**Exercise objective**
Copy each record exactly as it reads, leaving out any pictures it holds.
>> START Information supplied
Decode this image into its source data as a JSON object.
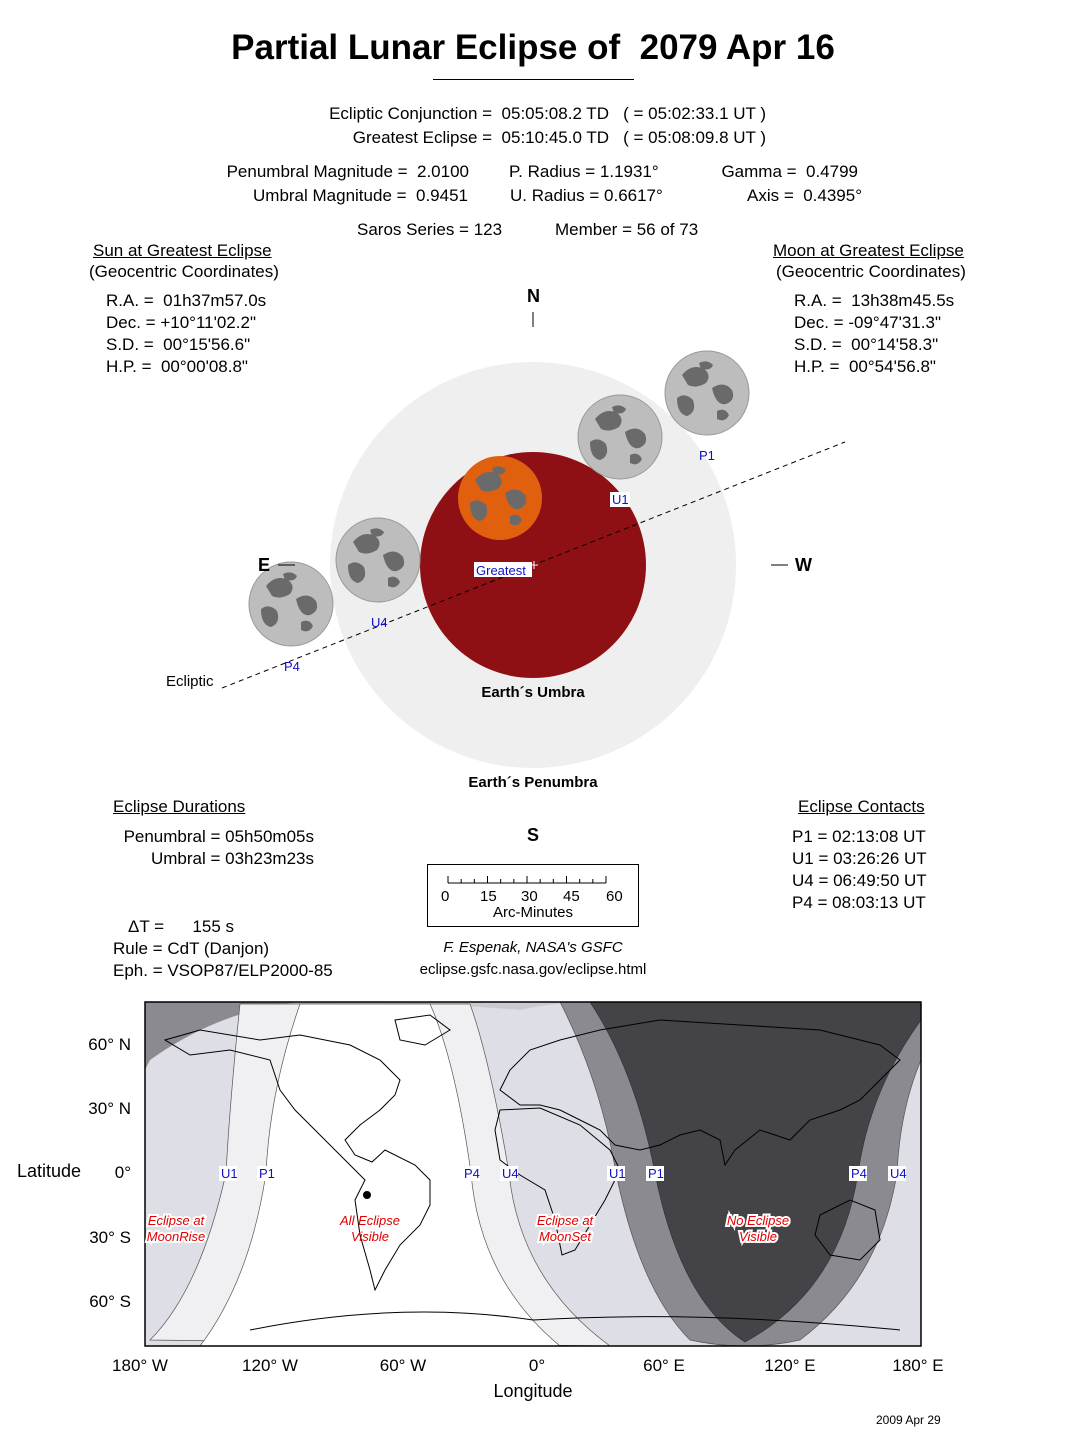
{
  "title": "Partial Lunar Eclipse of  2079 Apr 16",
  "times": {
    "conjunction": "Ecliptic Conjunction =  05:05:08.2 TD   ( = 05:02:33.1 UT )",
    "greatest": "Greatest Eclipse =  05:10:45.0 TD   ( = 05:08:09.8 UT )"
  },
  "params": {
    "pen_mag": "Penumbral Magnitude =  2.0100",
    "umb_mag": "Umbral Magnitude =  0.9451",
    "p_radius": "P. Radius = 1.1931°",
    "u_radius": "U. Radius = 0.6617°",
    "gamma": "Gamma =  0.4799",
    "axis": "Axis =  0.4395°",
    "saros": "Saros Series = 123",
    "member": "Member = 56 of 73"
  },
  "sun": {
    "heading": "Sun at Greatest Eclipse",
    "sub": "(Geocentric Coordinates)",
    "ra": "R.A. =  01h37m57.0s",
    "dec": "Dec. = +10°11'02.2\"",
    "sd": "S.D. =  00°15'56.6\"",
    "hp": "H.P. =  00°00'08.8\""
  },
  "moon": {
    "heading": "Moon at Greatest Eclipse",
    "sub": "(Geocentric Coordinates)",
    "ra": "R.A. =  13h38m45.5s",
    "dec": "Dec. = -09°47'31.3\"",
    "sd": "S.D. =  00°14'58.3\"",
    "hp": "H.P. =  00°54'56.8\""
  },
  "diagram": {
    "north": "N",
    "south": "S",
    "east": "E",
    "west": "W",
    "ecliptic": "Ecliptic",
    "umbra": "Earth´s Umbra",
    "penumbra": "Earth´s Penumbra",
    "greatest": "Greatest",
    "contacts": [
      "P1",
      "U1",
      "U4",
      "P4"
    ],
    "colors": {
      "umbra": "#8e1015",
      "penumbra": "#efefef",
      "moon": "#bdbdbd",
      "eclipsed_moon": "#e0600e"
    }
  },
  "durations": {
    "heading": "Eclipse Durations",
    "penumbral": "Penumbral = 05h50m05s",
    "umbral": "Umbral = 03h23m23s"
  },
  "contacts": {
    "heading": "Eclipse Contacts",
    "items": [
      "P1 = 02:13:08 UT",
      "U1 = 03:26:26 UT",
      "U4 = 06:49:50 UT",
      "P4 = 08:03:13 UT"
    ]
  },
  "scale": {
    "ticks": [
      "0",
      "15",
      "30",
      "45",
      "60"
    ],
    "unit": "Arc-Minutes"
  },
  "misc": {
    "delta_t": "ΔT =      155 s",
    "rule": "Rule = CdT (Danjon)",
    "eph": "Eph. = VSOP87/ELP2000-85",
    "credit": "F. Espenak, NASA's GSFC",
    "url": "eclipse.gsfc.nasa.gov/eclipse.html",
    "date": "2009 Apr 29"
  },
  "map": {
    "ylabel": "Latitude",
    "xlabel": "Longitude",
    "lat_ticks": [
      "60° N",
      "30° N",
      "0°",
      "30° S",
      "60° S"
    ],
    "lon_ticks": [
      "180° W",
      "120° W",
      "60° W",
      "0°",
      "60° E",
      "120° E",
      "180° E"
    ],
    "curve_labels": [
      "U1",
      "P1",
      "P4",
      "U4",
      "U1",
      "P1",
      "P4",
      "U4"
    ],
    "regions": [
      [
        "Eclipse at",
        "MoonRise"
      ],
      [
        "All Eclipse",
        "Visible"
      ],
      [
        "Eclipse at",
        "MoonSet"
      ],
      [
        "No Eclipse",
        "Visible"
      ]
    ]
  }
}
>> END Information supplied
**Full solution**
Decode this image into its source data as a JSON object.
{
  "title": "Partial Lunar Eclipse of  2079 Apr 16",
  "times": {
    "conjunction": "Ecliptic Conjunction =  05:05:08.2 TD   ( = 05:02:33.1 UT )",
    "greatest": "Greatest Eclipse =  05:10:45.0 TD   ( = 05:08:09.8 UT )"
  },
  "params": {
    "pen_mag": "Penumbral Magnitude =  2.0100",
    "umb_mag": "Umbral Magnitude =  0.9451",
    "p_radius": "P. Radius = 1.1931°",
    "u_radius": "U. Radius = 0.6617°",
    "gamma": "Gamma =  0.4799",
    "axis": "Axis =  0.4395°",
    "saros": "Saros Series = 123",
    "member": "Member = 56 of 73"
  },
  "sun": {
    "heading": "Sun at Greatest Eclipse",
    "sub": "(Geocentric Coordinates)",
    "ra": "R.A. =  01h37m57.0s",
    "dec": "Dec. = +10°11'02.2\"",
    "sd": "S.D. =  00°15'56.6\"",
    "hp": "H.P. =  00°00'08.8\""
  },
  "moon": {
    "heading": "Moon at Greatest Eclipse",
    "sub": "(Geocentric Coordinates)",
    "ra": "R.A. =  13h38m45.5s",
    "dec": "Dec. = -09°47'31.3\"",
    "sd": "S.D. =  00°14'58.3\"",
    "hp": "H.P. =  00°54'56.8\""
  },
  "diagram": {
    "north": "N",
    "south": "S",
    "east": "E",
    "west": "W",
    "ecliptic": "Ecliptic",
    "umbra": "Earth´s Umbra",
    "penumbra": "Earth´s Penumbra",
    "greatest": "Greatest",
    "contacts": [
      "P1",
      "U1",
      "U4",
      "P4"
    ],
    "colors": {
      "umbra": "#8e1015",
      "penumbra": "#efefef",
      "moon": "#bdbdbd",
      "eclipsed_moon": "#e0600e"
    }
  },
  "durations": {
    "heading": "Eclipse Durations",
    "penumbral": "Penumbral = 05h50m05s",
    "umbral": "Umbral = 03h23m23s"
  },
  "contacts": {
    "heading": "Eclipse Contacts",
    "items": [
      "P1 = 02:13:08 UT",
      "U1 = 03:26:26 UT",
      "U4 = 06:49:50 UT",
      "P4 = 08:03:13 UT"
    ]
  },
  "scale": {
    "ticks": [
      "0",
      "15",
      "30",
      "45",
      "60"
    ],
    "unit": "Arc-Minutes"
  },
  "misc": {
    "delta_t": "ΔT =      155 s",
    "rule": "Rule = CdT (Danjon)",
    "eph": "Eph. = VSOP87/ELP2000-85",
    "credit": "F. Espenak, NASA's GSFC",
    "url": "eclipse.gsfc.nasa.gov/eclipse.html",
    "date": "2009 Apr 29"
  },
  "map": {
    "ylabel": "Latitude",
    "xlabel": "Longitude",
    "lat_ticks": [
      "60° N",
      "30° N",
      "0°",
      "30° S",
      "60° S"
    ],
    "lon_ticks": [
      "180° W",
      "120° W",
      "60° W",
      "0°",
      "60° E",
      "120° E",
      "180° E"
    ],
    "curve_labels": [
      "U1",
      "P1",
      "P4",
      "U4",
      "U1",
      "P1",
      "P4",
      "U4"
    ],
    "regions": [
      [
        "Eclipse at",
        "MoonRise"
      ],
      [
        "All Eclipse",
        "Visible"
      ],
      [
        "Eclipse at",
        "MoonSet"
      ],
      [
        "No Eclipse",
        "Visible"
      ]
    ]
  }
}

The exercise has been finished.